WORK REQUIRED =>
Repeat each entry exactly and drop the pictures.

(Lines of data)
----------------------------------------

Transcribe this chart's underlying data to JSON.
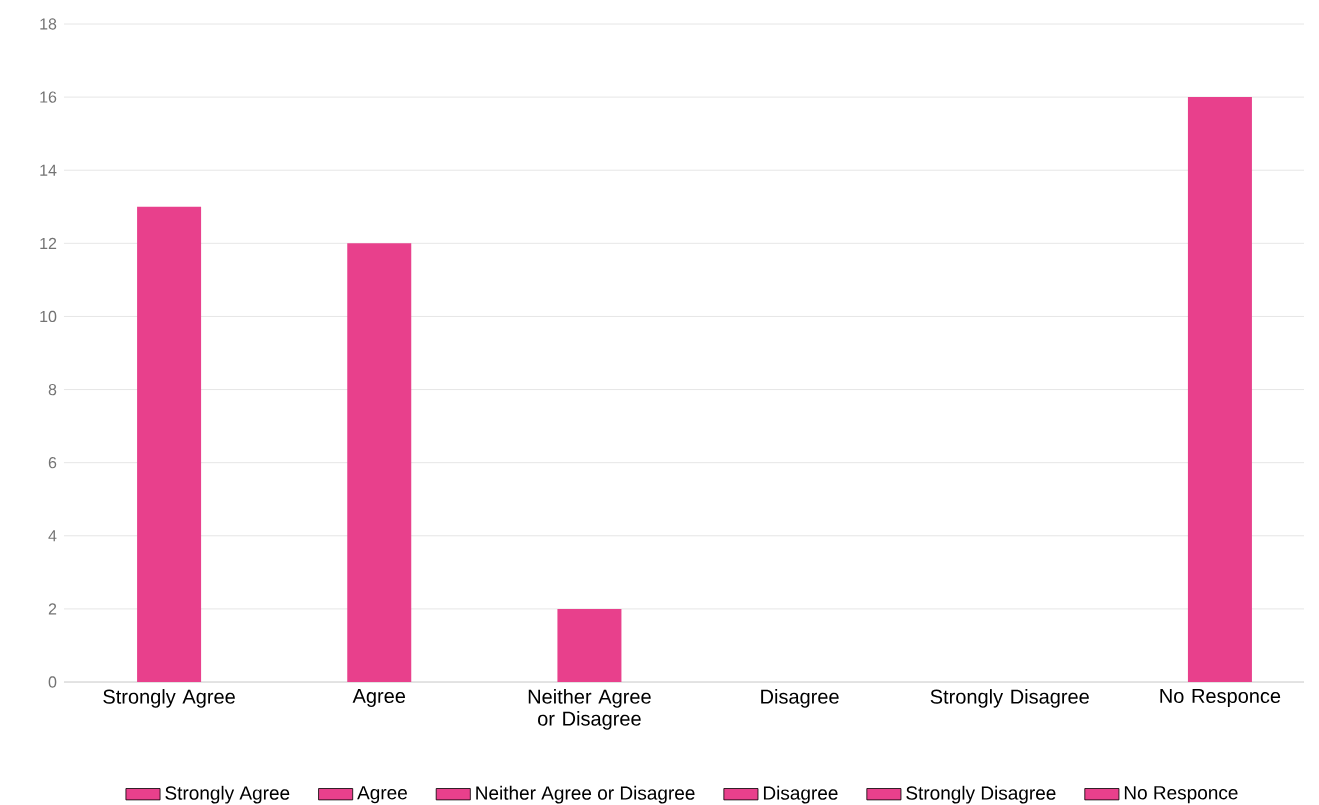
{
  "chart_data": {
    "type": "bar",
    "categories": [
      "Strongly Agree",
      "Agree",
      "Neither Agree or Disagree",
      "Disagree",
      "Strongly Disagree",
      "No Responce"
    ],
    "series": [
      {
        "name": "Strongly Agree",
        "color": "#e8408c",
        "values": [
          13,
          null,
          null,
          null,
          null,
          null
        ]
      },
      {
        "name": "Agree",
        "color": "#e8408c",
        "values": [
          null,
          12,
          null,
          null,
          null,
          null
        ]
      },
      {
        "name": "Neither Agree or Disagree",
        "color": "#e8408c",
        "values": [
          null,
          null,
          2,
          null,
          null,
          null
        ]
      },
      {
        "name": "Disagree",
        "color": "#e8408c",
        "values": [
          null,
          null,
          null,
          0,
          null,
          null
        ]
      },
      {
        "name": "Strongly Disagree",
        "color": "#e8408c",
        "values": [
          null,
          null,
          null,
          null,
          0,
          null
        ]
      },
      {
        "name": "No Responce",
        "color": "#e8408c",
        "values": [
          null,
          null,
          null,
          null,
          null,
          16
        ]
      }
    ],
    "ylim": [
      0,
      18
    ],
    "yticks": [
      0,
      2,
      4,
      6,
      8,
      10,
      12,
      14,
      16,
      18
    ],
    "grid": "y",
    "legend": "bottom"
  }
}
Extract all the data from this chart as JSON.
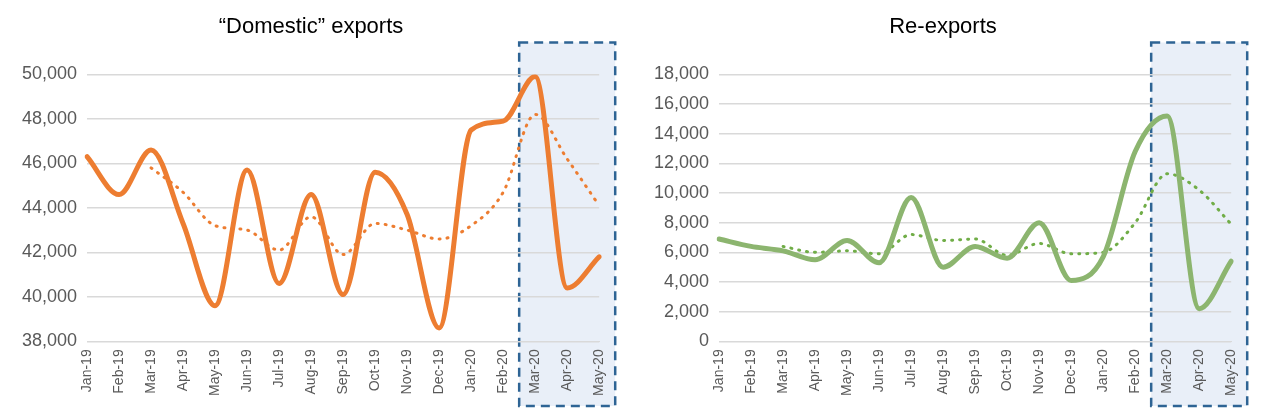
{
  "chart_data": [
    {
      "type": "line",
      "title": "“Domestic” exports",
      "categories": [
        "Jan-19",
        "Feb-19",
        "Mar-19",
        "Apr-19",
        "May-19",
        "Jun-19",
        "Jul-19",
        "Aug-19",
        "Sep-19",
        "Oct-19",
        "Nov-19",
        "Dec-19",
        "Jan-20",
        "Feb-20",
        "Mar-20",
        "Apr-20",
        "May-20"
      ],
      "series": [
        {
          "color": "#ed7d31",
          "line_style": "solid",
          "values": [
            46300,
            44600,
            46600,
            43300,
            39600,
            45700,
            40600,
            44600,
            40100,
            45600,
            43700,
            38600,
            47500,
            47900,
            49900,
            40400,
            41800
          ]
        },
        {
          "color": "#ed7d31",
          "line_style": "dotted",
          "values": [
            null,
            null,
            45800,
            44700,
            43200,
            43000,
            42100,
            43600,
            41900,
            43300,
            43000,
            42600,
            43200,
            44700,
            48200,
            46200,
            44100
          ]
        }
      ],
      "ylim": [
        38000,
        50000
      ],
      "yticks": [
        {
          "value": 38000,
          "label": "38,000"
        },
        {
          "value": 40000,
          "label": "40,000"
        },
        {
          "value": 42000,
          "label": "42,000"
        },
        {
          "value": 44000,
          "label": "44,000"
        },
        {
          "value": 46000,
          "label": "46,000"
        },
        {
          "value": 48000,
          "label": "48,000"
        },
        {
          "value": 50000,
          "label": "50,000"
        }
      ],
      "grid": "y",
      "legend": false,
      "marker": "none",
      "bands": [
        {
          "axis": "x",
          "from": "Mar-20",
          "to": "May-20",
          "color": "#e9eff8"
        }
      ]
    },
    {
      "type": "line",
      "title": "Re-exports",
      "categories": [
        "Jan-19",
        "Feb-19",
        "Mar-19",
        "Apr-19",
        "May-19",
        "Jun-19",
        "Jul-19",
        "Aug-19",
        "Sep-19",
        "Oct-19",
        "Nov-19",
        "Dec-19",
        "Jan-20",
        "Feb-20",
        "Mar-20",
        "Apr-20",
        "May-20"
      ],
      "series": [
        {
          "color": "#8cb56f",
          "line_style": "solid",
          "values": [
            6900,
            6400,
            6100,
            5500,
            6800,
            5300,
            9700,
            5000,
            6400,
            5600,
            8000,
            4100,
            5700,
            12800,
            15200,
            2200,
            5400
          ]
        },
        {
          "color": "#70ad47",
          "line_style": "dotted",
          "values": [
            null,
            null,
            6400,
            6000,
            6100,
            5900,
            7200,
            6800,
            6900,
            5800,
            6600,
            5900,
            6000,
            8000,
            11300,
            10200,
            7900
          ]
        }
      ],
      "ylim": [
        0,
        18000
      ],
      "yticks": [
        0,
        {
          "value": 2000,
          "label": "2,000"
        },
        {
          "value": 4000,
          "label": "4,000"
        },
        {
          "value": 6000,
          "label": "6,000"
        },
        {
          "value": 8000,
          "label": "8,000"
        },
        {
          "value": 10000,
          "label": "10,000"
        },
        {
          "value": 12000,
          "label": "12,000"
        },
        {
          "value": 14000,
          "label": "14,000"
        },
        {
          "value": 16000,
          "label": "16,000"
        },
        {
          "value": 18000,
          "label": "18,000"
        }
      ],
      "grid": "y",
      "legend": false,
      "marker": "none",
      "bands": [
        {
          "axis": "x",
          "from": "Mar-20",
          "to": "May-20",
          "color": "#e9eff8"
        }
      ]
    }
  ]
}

----------------------------------------

OUTPUT OF THE EXERCISE =>
Transcribe this chart's underlying data to JSON.
{
  "chart_data": {
    "type": "bar",
    "categories": [
      "Strongly Agree",
      "Agree",
      "Neither Agree or Disagree",
      "Disagree",
      "Strongly Disagree",
      "No Responce"
    ],
    "series": [
      {
        "name": "Strongly Agree",
        "color": "#e8408c",
        "values": [
          13,
          null,
          null,
          null,
          null,
          null
        ]
      },
      {
        "name": "Agree",
        "color": "#e8408c",
        "values": [
          null,
          12,
          null,
          null,
          null,
          null
        ]
      },
      {
        "name": "Neither Agree or Disagree",
        "color": "#e8408c",
        "values": [
          null,
          null,
          2,
          null,
          null,
          null
        ]
      },
      {
        "name": "Disagree",
        "color": "#e8408c",
        "values": [
          null,
          null,
          null,
          0,
          null,
          null
        ]
      },
      {
        "name": "Strongly Disagree",
        "color": "#e8408c",
        "values": [
          null,
          null,
          null,
          null,
          0,
          null
        ]
      },
      {
        "name": "No Responce",
        "color": "#e8408c",
        "values": [
          null,
          null,
          null,
          null,
          null,
          16
        ]
      }
    ],
    "ylim": [
      0,
      18
    ],
    "yticks": [
      0,
      2,
      4,
      6,
      8,
      10,
      12,
      14,
      16,
      18
    ],
    "grid": "y",
    "legend": "bottom"
  }
}
Extract all the data from this chart as JSON.
{
  "chart_data": [
    {
      "type": "line",
      "title": "“Domestic” exports",
      "categories": [
        "Jan-19",
        "Feb-19",
        "Mar-19",
        "Apr-19",
        "May-19",
        "Jun-19",
        "Jul-19",
        "Aug-19",
        "Sep-19",
        "Oct-19",
        "Nov-19",
        "Dec-19",
        "Jan-20",
        "Feb-20",
        "Mar-20",
        "Apr-20",
        "May-20"
      ],
      "series": [
        {
          "color": "#ed7d31",
          "line_style": "solid",
          "values": [
            46300,
            44600,
            46600,
            43300,
            39600,
            45700,
            40600,
            44600,
            40100,
            45600,
            43700,
            38600,
            47500,
            47900,
            49900,
            40400,
            41800
          ]
        },
        {
          "color": "#ed7d31",
          "line_style": "dotted",
          "values": [
            null,
            null,
            45800,
            44700,
            43200,
            43000,
            42100,
            43600,
            41900,
            43300,
            43000,
            42600,
            43200,
            44700,
            48200,
            46200,
            44100
          ]
        }
      ],
      "ylim": [
        38000,
        50000
      ],
      "yticks": [
        {
          "value": 38000,
          "label": "38,000"
        },
        {
          "value": 40000,
          "label": "40,000"
        },
        {
          "value": 42000,
          "label": "42,000"
        },
        {
          "value": 44000,
          "label": "44,000"
        },
        {
          "value": 46000,
          "label": "46,000"
        },
        {
          "value": 48000,
          "label": "48,000"
        },
        {
          "value": 50000,
          "label": "50,000"
        }
      ],
      "grid": "y",
      "legend": false,
      "marker": "none",
      "bands": [
        {
          "axis": "x",
          "from": "Mar-20",
          "to": "May-20",
          "color": "#e9eff8"
        }
      ]
    },
    {
      "type": "line",
      "title": "Re-exports",
      "categories": [
        "Jan-19",
        "Feb-19",
        "Mar-19",
        "Apr-19",
        "May-19",
        "Jun-19",
        "Jul-19",
        "Aug-19",
        "Sep-19",
        "Oct-19",
        "Nov-19",
        "Dec-19",
        "Jan-20",
        "Feb-20",
        "Mar-20",
        "Apr-20",
        "May-20"
      ],
      "series": [
        {
          "color": "#8cb56f",
          "line_style": "solid",
          "values": [
            6900,
            6400,
            6100,
            5500,
            6800,
            5300,
            9700,
            5000,
            6400,
            5600,
            8000,
            4100,
            5700,
            12800,
            15200,
            2200,
            5400
          ]
        },
        {
          "color": "#70ad47",
          "line_style": "dotted",
          "values": [
            null,
            null,
            6400,
            6000,
            6100,
            5900,
            7200,
            6800,
            6900,
            5800,
            6600,
            5900,
            6000,
            8000,
            11300,
            10200,
            7900
          ]
        }
      ],
      "ylim": [
        0,
        18000
      ],
      "yticks": [
        0,
        {
          "value": 2000,
          "label": "2,000"
        },
        {
          "value": 4000,
          "label": "4,000"
        },
        {
          "value": 6000,
          "label": "6,000"
        },
        {
          "value": 8000,
          "label": "8,000"
        },
        {
          "value": 10000,
          "label": "10,000"
        },
        {
          "value": 12000,
          "label": "12,000"
        },
        {
          "value": 14000,
          "label": "14,000"
        },
        {
          "value": 16000,
          "label": "16,000"
        },
        {
          "value": 18000,
          "label": "18,000"
        }
      ],
      "grid": "y",
      "legend": false,
      "marker": "none",
      "bands": [
        {
          "axis": "x",
          "from": "Mar-20",
          "to": "May-20",
          "color": "#e9eff8"
        }
      ]
    }
  ]
}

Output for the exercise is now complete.